• _WHAT TO PRODUCE_
Only the number is wanted: how many lines contain the word "JSON"?

• _LISTED RECORDS_

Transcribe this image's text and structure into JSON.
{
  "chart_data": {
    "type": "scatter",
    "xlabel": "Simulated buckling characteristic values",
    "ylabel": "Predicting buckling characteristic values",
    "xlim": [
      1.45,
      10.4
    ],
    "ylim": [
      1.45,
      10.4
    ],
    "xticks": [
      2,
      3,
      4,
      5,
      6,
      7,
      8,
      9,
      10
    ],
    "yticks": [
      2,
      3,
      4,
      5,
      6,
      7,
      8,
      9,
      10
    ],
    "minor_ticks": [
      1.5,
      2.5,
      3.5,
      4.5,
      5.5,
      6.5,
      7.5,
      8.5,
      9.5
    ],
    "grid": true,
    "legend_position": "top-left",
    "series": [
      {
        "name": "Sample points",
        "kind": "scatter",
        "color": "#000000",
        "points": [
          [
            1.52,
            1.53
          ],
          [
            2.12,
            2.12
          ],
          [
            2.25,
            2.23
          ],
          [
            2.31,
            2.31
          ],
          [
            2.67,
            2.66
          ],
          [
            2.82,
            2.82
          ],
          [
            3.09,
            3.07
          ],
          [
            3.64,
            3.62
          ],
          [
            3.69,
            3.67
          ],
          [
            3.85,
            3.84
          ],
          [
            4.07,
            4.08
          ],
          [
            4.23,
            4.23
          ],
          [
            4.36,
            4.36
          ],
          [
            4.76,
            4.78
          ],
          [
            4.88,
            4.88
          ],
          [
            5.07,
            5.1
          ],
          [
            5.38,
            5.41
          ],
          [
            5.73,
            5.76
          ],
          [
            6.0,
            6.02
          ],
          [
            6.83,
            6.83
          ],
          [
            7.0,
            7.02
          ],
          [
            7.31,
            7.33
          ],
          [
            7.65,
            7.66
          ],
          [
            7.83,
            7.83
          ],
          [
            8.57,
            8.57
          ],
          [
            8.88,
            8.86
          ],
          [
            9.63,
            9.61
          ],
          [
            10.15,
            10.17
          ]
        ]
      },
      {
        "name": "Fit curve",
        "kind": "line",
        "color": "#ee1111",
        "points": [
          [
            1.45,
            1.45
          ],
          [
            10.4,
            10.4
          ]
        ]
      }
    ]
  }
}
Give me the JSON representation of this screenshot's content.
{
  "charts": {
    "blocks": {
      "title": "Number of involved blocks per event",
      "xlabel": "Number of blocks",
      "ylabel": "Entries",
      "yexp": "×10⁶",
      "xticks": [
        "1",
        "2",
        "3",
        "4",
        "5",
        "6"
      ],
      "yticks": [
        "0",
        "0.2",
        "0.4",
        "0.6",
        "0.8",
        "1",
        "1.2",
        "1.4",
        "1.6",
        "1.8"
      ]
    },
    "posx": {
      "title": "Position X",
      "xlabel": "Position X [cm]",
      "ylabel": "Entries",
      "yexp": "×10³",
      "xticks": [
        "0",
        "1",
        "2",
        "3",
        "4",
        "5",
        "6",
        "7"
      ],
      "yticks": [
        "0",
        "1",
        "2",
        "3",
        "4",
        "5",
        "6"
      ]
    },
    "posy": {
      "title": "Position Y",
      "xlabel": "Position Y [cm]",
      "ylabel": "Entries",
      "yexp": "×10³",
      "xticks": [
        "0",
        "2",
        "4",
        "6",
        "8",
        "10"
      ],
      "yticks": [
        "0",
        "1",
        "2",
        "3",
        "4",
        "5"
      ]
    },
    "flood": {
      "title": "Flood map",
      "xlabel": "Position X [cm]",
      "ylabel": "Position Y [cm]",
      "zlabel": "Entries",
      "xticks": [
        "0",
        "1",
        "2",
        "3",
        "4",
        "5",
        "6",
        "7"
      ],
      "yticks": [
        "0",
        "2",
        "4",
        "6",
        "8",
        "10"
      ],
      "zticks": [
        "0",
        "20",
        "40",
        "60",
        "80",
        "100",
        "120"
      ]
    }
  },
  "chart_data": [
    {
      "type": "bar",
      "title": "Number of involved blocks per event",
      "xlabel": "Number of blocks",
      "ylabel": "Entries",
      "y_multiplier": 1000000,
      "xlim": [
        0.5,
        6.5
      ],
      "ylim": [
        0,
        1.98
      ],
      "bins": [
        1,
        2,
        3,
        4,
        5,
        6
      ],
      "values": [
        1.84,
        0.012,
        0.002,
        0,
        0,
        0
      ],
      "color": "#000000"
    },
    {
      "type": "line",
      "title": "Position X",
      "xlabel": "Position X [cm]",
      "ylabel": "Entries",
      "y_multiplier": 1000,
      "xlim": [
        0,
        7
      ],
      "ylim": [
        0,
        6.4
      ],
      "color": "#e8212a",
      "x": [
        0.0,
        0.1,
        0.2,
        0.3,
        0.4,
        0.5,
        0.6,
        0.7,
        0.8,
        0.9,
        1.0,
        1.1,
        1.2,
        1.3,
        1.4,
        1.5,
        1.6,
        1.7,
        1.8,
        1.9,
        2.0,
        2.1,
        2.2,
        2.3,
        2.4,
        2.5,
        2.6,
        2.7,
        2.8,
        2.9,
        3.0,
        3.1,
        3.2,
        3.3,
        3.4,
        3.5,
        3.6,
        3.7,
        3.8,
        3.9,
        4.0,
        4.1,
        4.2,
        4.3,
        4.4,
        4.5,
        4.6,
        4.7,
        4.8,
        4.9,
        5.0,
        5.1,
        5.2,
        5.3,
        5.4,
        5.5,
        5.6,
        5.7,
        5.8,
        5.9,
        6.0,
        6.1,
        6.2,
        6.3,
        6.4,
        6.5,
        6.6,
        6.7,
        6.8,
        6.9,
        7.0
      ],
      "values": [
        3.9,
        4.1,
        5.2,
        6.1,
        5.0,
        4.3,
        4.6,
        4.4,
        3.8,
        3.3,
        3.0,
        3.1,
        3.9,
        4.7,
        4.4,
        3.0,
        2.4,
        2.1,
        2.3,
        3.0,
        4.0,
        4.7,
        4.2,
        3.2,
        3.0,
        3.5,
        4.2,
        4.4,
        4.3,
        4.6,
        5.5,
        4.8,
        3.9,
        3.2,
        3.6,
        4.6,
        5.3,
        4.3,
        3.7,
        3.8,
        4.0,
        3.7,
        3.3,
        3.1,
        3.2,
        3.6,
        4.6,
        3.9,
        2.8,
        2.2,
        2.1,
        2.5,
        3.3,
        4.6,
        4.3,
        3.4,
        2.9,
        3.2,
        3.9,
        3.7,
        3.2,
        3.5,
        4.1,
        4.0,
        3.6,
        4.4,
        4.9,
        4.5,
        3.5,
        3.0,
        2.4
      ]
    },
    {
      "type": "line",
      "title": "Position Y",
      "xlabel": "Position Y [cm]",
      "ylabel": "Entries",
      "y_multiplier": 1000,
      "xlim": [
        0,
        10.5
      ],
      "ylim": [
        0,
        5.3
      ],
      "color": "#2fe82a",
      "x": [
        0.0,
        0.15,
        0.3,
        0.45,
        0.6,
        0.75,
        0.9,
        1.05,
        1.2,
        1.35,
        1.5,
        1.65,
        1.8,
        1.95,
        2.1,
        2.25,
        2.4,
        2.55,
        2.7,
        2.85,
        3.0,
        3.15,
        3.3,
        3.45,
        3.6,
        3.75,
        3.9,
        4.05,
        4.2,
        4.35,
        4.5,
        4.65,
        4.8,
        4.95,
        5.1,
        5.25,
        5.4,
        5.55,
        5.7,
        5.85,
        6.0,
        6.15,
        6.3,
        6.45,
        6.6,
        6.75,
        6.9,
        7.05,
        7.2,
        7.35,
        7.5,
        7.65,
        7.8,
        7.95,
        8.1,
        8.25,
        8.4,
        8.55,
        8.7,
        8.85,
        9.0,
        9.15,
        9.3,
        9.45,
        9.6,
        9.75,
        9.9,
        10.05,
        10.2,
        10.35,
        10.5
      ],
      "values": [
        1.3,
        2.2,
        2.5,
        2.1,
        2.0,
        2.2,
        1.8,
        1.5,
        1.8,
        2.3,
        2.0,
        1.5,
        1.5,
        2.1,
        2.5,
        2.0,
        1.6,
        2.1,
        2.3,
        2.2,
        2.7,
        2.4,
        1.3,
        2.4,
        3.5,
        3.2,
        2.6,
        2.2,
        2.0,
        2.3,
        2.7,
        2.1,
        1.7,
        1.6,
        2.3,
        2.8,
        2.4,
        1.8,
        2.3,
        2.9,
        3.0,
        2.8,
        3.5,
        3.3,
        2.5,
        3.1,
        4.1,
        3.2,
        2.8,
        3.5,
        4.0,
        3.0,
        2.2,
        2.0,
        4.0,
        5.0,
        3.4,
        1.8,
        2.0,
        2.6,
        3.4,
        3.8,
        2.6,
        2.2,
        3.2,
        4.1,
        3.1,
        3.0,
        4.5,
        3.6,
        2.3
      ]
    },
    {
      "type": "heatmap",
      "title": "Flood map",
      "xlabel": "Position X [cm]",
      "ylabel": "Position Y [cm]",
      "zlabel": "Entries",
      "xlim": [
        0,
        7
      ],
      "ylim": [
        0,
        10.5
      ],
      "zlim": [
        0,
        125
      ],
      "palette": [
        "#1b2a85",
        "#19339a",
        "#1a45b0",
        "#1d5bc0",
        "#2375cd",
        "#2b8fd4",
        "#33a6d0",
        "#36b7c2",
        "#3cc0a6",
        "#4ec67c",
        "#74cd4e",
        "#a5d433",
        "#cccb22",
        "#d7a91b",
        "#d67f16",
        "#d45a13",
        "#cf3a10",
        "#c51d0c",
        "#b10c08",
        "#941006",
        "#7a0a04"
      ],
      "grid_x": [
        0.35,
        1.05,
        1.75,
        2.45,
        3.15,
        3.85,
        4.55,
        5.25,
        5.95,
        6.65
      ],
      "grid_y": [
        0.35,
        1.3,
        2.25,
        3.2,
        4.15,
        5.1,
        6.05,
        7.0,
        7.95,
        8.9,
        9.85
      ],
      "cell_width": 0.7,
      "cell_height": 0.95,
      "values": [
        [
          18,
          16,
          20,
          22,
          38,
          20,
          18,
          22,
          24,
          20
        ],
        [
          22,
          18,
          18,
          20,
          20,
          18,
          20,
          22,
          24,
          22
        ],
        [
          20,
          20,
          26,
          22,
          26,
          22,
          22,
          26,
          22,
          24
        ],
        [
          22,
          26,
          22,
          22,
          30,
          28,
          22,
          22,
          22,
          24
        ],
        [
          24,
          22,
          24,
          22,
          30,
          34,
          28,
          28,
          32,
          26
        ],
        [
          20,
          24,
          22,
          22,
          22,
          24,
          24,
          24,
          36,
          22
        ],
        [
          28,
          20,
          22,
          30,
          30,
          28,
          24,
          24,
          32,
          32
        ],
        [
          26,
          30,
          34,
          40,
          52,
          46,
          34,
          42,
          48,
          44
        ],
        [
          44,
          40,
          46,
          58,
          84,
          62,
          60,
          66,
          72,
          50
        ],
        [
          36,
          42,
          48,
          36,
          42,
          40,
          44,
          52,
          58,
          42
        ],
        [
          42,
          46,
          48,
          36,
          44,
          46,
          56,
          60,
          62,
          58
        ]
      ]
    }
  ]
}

• _RESPONSE FOR THIS EXERCISE_
2